• [Short task]: Reproduce the following records line for line, with no changes to any character.

Extracted records

═══

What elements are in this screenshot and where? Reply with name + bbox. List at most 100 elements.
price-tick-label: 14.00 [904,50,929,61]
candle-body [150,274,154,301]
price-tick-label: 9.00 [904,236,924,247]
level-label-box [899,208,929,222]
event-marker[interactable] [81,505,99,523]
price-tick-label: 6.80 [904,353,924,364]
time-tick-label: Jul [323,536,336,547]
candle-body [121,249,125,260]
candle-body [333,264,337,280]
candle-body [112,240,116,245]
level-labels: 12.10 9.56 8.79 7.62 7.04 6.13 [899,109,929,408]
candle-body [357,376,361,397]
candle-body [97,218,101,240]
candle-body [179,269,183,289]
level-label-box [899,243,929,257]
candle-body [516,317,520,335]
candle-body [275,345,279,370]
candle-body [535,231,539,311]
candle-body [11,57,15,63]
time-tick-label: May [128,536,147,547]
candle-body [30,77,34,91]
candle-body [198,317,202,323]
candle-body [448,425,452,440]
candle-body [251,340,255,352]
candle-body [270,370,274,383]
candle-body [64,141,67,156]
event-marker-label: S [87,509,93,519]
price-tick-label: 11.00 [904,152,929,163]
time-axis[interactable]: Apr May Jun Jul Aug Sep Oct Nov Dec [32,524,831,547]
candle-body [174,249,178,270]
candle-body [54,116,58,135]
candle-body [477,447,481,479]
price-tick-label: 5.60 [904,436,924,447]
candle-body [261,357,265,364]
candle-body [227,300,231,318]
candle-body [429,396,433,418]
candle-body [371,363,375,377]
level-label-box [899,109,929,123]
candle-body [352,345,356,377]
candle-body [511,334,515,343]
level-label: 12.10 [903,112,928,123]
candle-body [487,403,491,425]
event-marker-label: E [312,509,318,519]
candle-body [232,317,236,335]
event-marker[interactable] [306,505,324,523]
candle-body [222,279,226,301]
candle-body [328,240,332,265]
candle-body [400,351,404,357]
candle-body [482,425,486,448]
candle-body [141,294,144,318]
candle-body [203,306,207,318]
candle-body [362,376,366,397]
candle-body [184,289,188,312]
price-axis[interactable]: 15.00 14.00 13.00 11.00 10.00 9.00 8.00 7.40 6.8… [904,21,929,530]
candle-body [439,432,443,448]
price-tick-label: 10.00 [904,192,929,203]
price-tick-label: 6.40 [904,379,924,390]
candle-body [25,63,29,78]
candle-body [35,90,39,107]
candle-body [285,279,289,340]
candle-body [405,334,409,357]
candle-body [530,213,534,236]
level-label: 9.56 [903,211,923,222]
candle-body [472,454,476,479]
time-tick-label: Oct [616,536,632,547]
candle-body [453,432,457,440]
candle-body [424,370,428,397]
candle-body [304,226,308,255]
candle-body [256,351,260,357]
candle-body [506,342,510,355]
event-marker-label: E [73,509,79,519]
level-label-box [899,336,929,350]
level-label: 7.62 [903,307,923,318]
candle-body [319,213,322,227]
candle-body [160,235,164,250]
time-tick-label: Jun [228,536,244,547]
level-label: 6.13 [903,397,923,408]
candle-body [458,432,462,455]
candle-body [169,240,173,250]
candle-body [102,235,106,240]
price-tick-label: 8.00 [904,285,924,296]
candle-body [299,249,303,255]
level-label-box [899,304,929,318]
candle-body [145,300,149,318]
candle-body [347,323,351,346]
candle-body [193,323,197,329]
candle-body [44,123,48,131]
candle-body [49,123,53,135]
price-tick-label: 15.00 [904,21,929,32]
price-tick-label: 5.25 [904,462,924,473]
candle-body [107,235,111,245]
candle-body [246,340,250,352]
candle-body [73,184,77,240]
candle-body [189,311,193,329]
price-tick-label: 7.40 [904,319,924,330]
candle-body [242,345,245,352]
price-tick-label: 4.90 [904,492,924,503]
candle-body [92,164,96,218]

═══

• [Expected output]:
What elements are in this screenshot and where? Reply with name + bbox. List at most 100 elements.
price-tick-label: 14.00 [904,50,929,61]
candle-body [150,274,154,301]
price-tick-label: 9.00 [904,236,924,247]
level-label-box [899,208,929,222]
event-marker[interactable] [81,505,99,523]
price-tick-label: 6.80 [904,353,924,364]
time-tick-label: Jul [323,536,336,547]
candle-body [121,249,125,260]
candle-body [333,264,337,280]
candle-body [112,240,116,245]
level-labels: 12.10 9.56 8.79 7.62 7.04 6.13 [899,109,929,408]
candle-body [357,376,361,397]
candle-body [97,218,101,240]
candle-body [179,269,183,289]
level-label-box [899,243,929,257]
candle-body [516,317,520,335]
candle-body [275,345,279,370]
candle-body [535,231,539,311]
candle-body [11,57,15,63]
time-tick-label: May [128,536,147,547]
candle-body [30,77,34,91]
candle-body [198,317,202,323]
candle-body [448,425,452,440]
candle-body [251,340,255,352]
candle-body [270,370,274,383]
candle-body [64,141,67,156]
event-marker-label: S [87,509,93,519]
price-tick-label: 11.00 [904,152,929,163]
time-axis[interactable]: Apr May Jun Jul Aug Sep Oct Nov Dec [32,524,831,547]
candle-body [174,249,178,270]
candle-body [54,116,58,135]
candle-body [477,447,481,479]
price-tick-label: 5.60 [904,436,924,447]
candle-body [261,357,265,364]
candle-body [227,300,231,318]
candle-body [429,396,433,418]
candle-body [371,363,375,377]
level-label-box [899,109,929,123]
candle-body [352,345,356,377]
candle-body [511,334,515,343]
level-label: 12.10 [903,112,928,123]
candle-body [487,403,491,425]
event-marker-label: E [312,509,318,519]
candle-body [232,317,236,335]
event-marker[interactable] [306,505,324,523]
candle-body [222,279,226,301]
candle-body [328,240,332,265]
candle-body [400,351,404,357]
candle-body [482,425,486,448]
candle-body [141,294,144,318]
candle-body [203,306,207,318]
candle-body [362,376,366,397]
candle-body [184,289,188,312]
price-axis[interactable]: 15.00 14.00 13.00 11.00 10.00 9.00 8.00 7.40 6.8… [904,21,929,530]
candle-body [439,432,443,448]
price-tick-label: 10.00 [904,192,929,203]
price-tick-label: 6.40 [904,379,924,390]
candle-body [25,63,29,78]
candle-body [35,90,39,107]
candle-body [285,279,289,340]
candle-body [405,334,409,357]
candle-body [530,213,534,236]
level-label: 9.56 [903,211,923,222]
candle-body [472,454,476,479]
time-tick-label: Oct [616,536,632,547]
candle-body [453,432,457,440]
candle-body [424,370,428,397]
candle-body [304,226,308,255]
candle-body [256,351,260,357]
candle-body [506,342,510,355]
event-marker-label: E [73,509,79,519]
level-label-box [899,336,929,350]
level-label: 7.62 [903,307,923,318]
candle-body [319,213,322,227]
candle-body [160,235,164,250]
time-tick-label: Jun [228,536,244,547]
level-label: 6.13 [903,397,923,408]
candle-body [458,432,462,455]
candle-body [169,240,173,250]
candle-body [102,235,106,240]
price-tick-label: 8.00 [904,285,924,296]
candle-body [299,249,303,255]
level-label-box [899,304,929,318]
candle-body [145,300,149,318]
candle-body [347,323,351,346]
candle-body [193,323,197,329]
candle-body [44,123,48,131]
candle-body [49,123,53,135]
price-tick-label: 15.00 [904,21,929,32]
price-tick-label: 5.25 [904,462,924,473]
candle-body [107,235,111,245]
candle-body [246,340,250,352]
candle-body [73,184,77,240]
candle-body [189,311,193,329]
price-tick-label: 7.40 [904,319,924,330]
candle-body [242,345,245,352]
price-tick-label: 4.90 [904,492,924,503]
candle-body [92,164,96,218]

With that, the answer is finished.